**Extracted material:**
# # # #

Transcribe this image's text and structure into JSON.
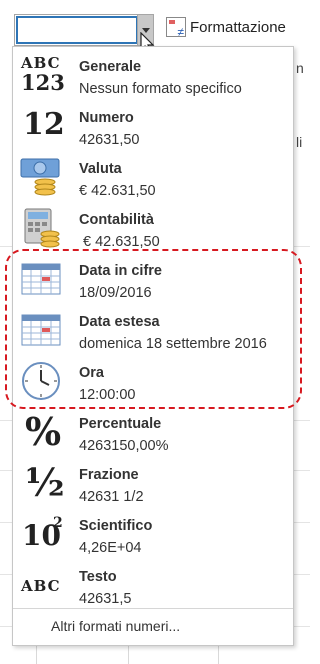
{
  "ribbon": {
    "format_label": "Formattazione"
  },
  "combo": {
    "value": ""
  },
  "formats": [
    {
      "name": "Generale",
      "example": "Nessun formato specifico",
      "icon": "abc-123-icon"
    },
    {
      "name": "Numero",
      "example": "42631,50",
      "icon": "number-12-icon"
    },
    {
      "name": "Valuta",
      "example": "€ 42.631,50",
      "icon": "currency-icon"
    },
    {
      "name": "Contabilità",
      "example": " € 42.631,50",
      "icon": "accounting-icon"
    },
    {
      "name": "Data in cifre",
      "example": "18/09/2016",
      "icon": "calendar-icon"
    },
    {
      "name": "Data estesa",
      "example": "domenica 18 settembre 2016",
      "icon": "calendar-icon"
    },
    {
      "name": "Ora",
      "example": "12:00:00",
      "icon": "clock-icon"
    },
    {
      "name": "Percentuale",
      "example": "4263150,00%",
      "icon": "percent-icon"
    },
    {
      "name": "Frazione",
      "example": "42631 1/2",
      "icon": "fraction-icon"
    },
    {
      "name": "Scientifico",
      "example": "4,26E+04",
      "icon": "scientific-icon"
    },
    {
      "name": "Testo",
      "example": "42631,5",
      "icon": "text-abc-icon"
    }
  ],
  "more_formats": "Altri formati numeri...",
  "side_fragments": [
    "n",
    "li"
  ],
  "highlight_color": "#d71920",
  "accent": "#2e75b6"
}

# # # #

**Aim:**
Isolate the lines that hold the word "name" and copy all of them.

**Solution below:**
      "name": "Generale",
      "name": "Numero",
      "name": "Valuta",
      "name": "Contabilità",
      "name": "Data in cifre",
      "name": "Data estesa",
      "name": "Ora",
      "name": "Percentuale",
      "name": "Frazione",
      "name": "Scientifico",
      "name": "Testo",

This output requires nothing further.